List each line of the data that holds the word "JSON".
*** Data Section Begins ***
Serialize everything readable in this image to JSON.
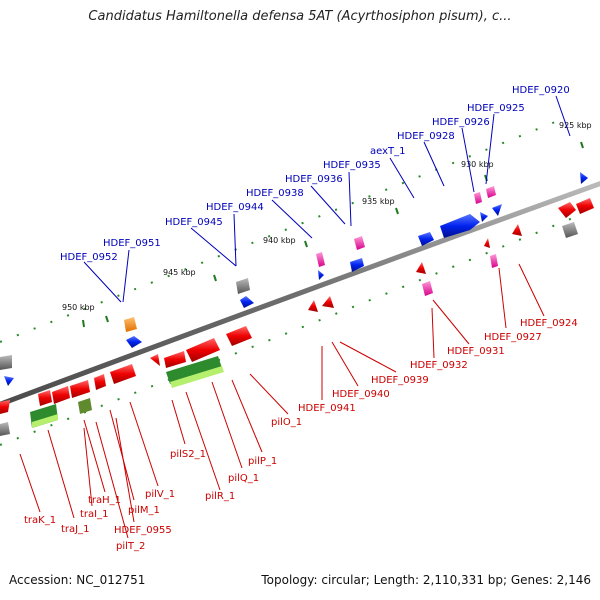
{
  "title": "Candidatus Hamiltonella defensa 5AT (Acyrthosiphon pisum), c...",
  "footer": {
    "accession": "Accession: NC_012751",
    "summary": "Topology: circular; Length: 2,110,331 bp; Genes: 2,146"
  },
  "colors": {
    "forward_label": "#0000bb",
    "reverse_label": "#cc0000",
    "backbone": "#777777"
  },
  "kbp_labels": [
    "925 kbp",
    "930 kbp",
    "935 kbp",
    "940 kbp",
    "945 kbp",
    "950 kbp"
  ],
  "forward_genes": [
    "HDEF_0920",
    "HDEF_0925",
    "HDEF_0926",
    "HDEF_0928",
    "aexT_1",
    "HDEF_0935",
    "HDEF_0936",
    "HDEF_0938",
    "HDEF_0944",
    "HDEF_0945",
    "HDEF_0951",
    "HDEF_0952"
  ],
  "reverse_genes": [
    "HDEF_0924",
    "HDEF_0927",
    "HDEF_0931",
    "HDEF_0932",
    "HDEF_0939",
    "HDEF_0940",
    "HDEF_0941",
    "pilO_1",
    "pilP_1",
    "pilQ_1",
    "pilR_1",
    "pilS2_1",
    "pilV_1",
    "pilM_1",
    "HDEF_0955",
    "traH_1",
    "traI_1",
    "pilT_2",
    "traJ_1",
    "traK_1"
  ]
}
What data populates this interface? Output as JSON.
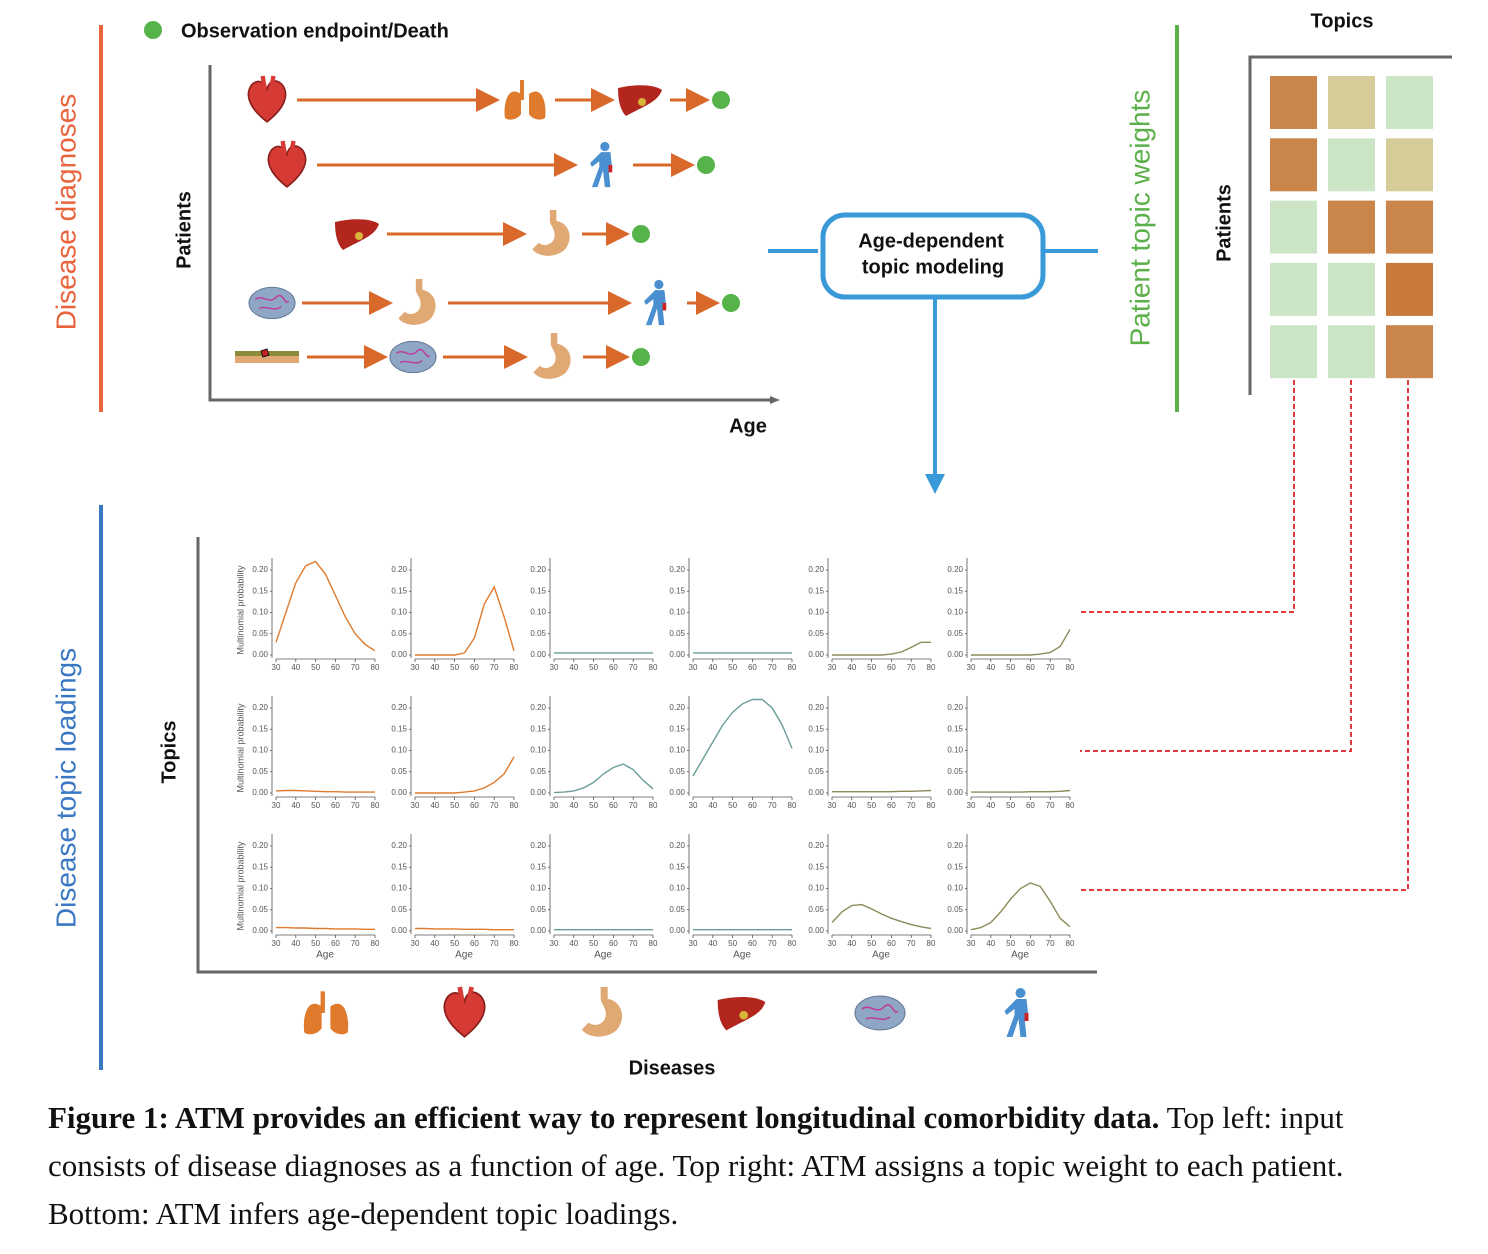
{
  "diagnoses": {
    "legend": "Observation endpoint/Death",
    "title": "Disease diagnoses",
    "ylabel": "Patients",
    "xlabel": "Age"
  },
  "model": {
    "lines": [
      "Age-dependent",
      "topic modeling"
    ]
  },
  "weights": {
    "title": "Patient topic weights",
    "xlabel": "Topics",
    "ylabel": "Patients",
    "cells": [
      [
        "#c9854a",
        "#d6cc9a",
        "#cde5c7"
      ],
      [
        "#c9854a",
        "#cde5c7",
        "#d6cc9a"
      ],
      [
        "#cde5c7",
        "#c9854a",
        "#c9854a"
      ],
      [
        "#cde5c7",
        "#cde5c7",
        "#c87a3c"
      ],
      [
        "#cde5c7",
        "#cde5c7",
        "#c9854a"
      ]
    ]
  },
  "loadings": {
    "title": "Disease topic loadings",
    "ylabel": "Topics",
    "xlabel": "Diseases",
    "panel": {
      "type": "line",
      "ylabel": "Multinomial probability",
      "xlabel": "Age",
      "x": [
        30,
        35,
        40,
        45,
        50,
        55,
        60,
        65,
        70,
        75,
        80
      ],
      "xlim": [
        30,
        80
      ],
      "ylim": [
        0,
        0.2
      ],
      "xticks": [
        30,
        40,
        50,
        60,
        70,
        80
      ],
      "yticks": [
        {
          "value": 0,
          "label": "0.00"
        },
        {
          "value": 0.05,
          "label": "0.05"
        },
        {
          "value": 0.1,
          "label": "0.10"
        },
        {
          "value": 0.15,
          "label": "0.15"
        },
        {
          "value": 0.2,
          "label": "0.20"
        }
      ],
      "colors": [
        "#e07b2e",
        "#e07b2e",
        "#6a9e9a",
        "#6a9e9a",
        "#8d8a5a",
        "#8d8a5a"
      ],
      "rows": [
        [
          [
            0.03,
            0.1,
            0.17,
            0.21,
            0.22,
            0.19,
            0.14,
            0.09,
            0.05,
            0.025,
            0.01
          ],
          [
            0,
            0,
            0,
            0,
            0,
            0.005,
            0.04,
            0.12,
            0.16,
            0.09,
            0.01
          ],
          [
            0.005,
            0.005,
            0.005,
            0.005,
            0.005,
            0.005,
            0.005,
            0.005,
            0.005,
            0.005,
            0.005
          ],
          [
            0.005,
            0.005,
            0.005,
            0.005,
            0.005,
            0.005,
            0.005,
            0.005,
            0.005,
            0.005,
            0.005
          ],
          [
            0,
            0,
            0,
            0,
            0,
            0,
            0.002,
            0.007,
            0.018,
            0.03,
            0.03
          ],
          [
            0,
            0,
            0,
            0,
            0,
            0,
            0,
            0.002,
            0.006,
            0.02,
            0.06
          ]
        ],
        [
          [
            0.005,
            0.006,
            0.006,
            0.005,
            0.004,
            0.003,
            0.003,
            0.002,
            0.002,
            0.002,
            0.002
          ],
          [
            0,
            0,
            0,
            0,
            0,
            0.002,
            0.005,
            0.012,
            0.025,
            0.045,
            0.085
          ],
          [
            0.001,
            0.002,
            0.005,
            0.012,
            0.025,
            0.045,
            0.06,
            0.068,
            0.055,
            0.03,
            0.01
          ],
          [
            0.04,
            0.08,
            0.12,
            0.16,
            0.19,
            0.21,
            0.22,
            0.22,
            0.2,
            0.16,
            0.105
          ],
          [
            0.003,
            0.003,
            0.003,
            0.003,
            0.003,
            0.003,
            0.003,
            0.004,
            0.004,
            0.005,
            0.006
          ],
          [
            0.002,
            0.002,
            0.002,
            0.002,
            0.002,
            0.002,
            0.003,
            0.003,
            0.003,
            0.004,
            0.006
          ]
        ],
        [
          [
            0.008,
            0.008,
            0.007,
            0.007,
            0.006,
            0.006,
            0.005,
            0.005,
            0.005,
            0.004,
            0.004
          ],
          [
            0.006,
            0.006,
            0.005,
            0.005,
            0.005,
            0.004,
            0.004,
            0.004,
            0.003,
            0.003,
            0.003
          ],
          [
            0.003,
            0.003,
            0.003,
            0.003,
            0.003,
            0.003,
            0.003,
            0.003,
            0.003,
            0.003,
            0.003
          ],
          [
            0.003,
            0.003,
            0.003,
            0.003,
            0.003,
            0.003,
            0.003,
            0.003,
            0.003,
            0.003,
            0.003
          ],
          [
            0.02,
            0.045,
            0.06,
            0.062,
            0.052,
            0.04,
            0.03,
            0.022,
            0.015,
            0.01,
            0.006
          ],
          [
            0.003,
            0.008,
            0.02,
            0.045,
            0.075,
            0.1,
            0.113,
            0.105,
            0.07,
            0.03,
            0.01
          ]
        ]
      ]
    }
  },
  "caption": {
    "label": "Figure 1: ATM provides an efficient way to represent longitudinal comorbidity data.",
    "text": "Top left: input consists of disease diagnoses as a function of age. Top right: ATM assigns a topic weight to each patient. Bottom: ATM infers age-dependent topic loadings."
  }
}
*** Data Section Ends ***
Your solution
Serialize everything readable in this image to JSON.
What data populates this interface? Output as JSON.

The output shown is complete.